**Stated exercise:** From the listing below, select every line where the word "this" appears.

**Task input:**

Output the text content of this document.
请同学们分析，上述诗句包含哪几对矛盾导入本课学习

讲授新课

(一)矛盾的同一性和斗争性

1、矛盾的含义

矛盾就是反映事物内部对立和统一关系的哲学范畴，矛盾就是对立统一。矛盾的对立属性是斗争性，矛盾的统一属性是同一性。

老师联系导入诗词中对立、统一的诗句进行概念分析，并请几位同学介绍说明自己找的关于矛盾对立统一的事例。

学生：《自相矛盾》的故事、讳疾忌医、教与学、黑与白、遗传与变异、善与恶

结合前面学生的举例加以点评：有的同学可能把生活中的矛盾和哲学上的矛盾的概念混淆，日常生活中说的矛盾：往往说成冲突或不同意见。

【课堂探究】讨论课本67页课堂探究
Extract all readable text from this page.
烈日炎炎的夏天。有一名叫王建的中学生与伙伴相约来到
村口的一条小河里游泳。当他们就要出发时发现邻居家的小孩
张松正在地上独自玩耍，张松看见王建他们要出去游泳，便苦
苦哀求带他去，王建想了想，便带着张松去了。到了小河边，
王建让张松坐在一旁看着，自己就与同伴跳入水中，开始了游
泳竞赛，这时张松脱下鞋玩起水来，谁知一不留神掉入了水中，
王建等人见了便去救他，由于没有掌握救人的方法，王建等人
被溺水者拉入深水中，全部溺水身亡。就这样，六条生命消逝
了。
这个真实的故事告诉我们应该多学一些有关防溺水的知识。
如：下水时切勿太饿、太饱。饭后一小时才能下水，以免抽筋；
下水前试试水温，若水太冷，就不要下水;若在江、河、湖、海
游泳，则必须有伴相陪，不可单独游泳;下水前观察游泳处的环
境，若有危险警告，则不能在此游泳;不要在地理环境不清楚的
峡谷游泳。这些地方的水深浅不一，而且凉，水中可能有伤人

**Final answer:**
Output the text content of this document.
Extract all readable text from this page.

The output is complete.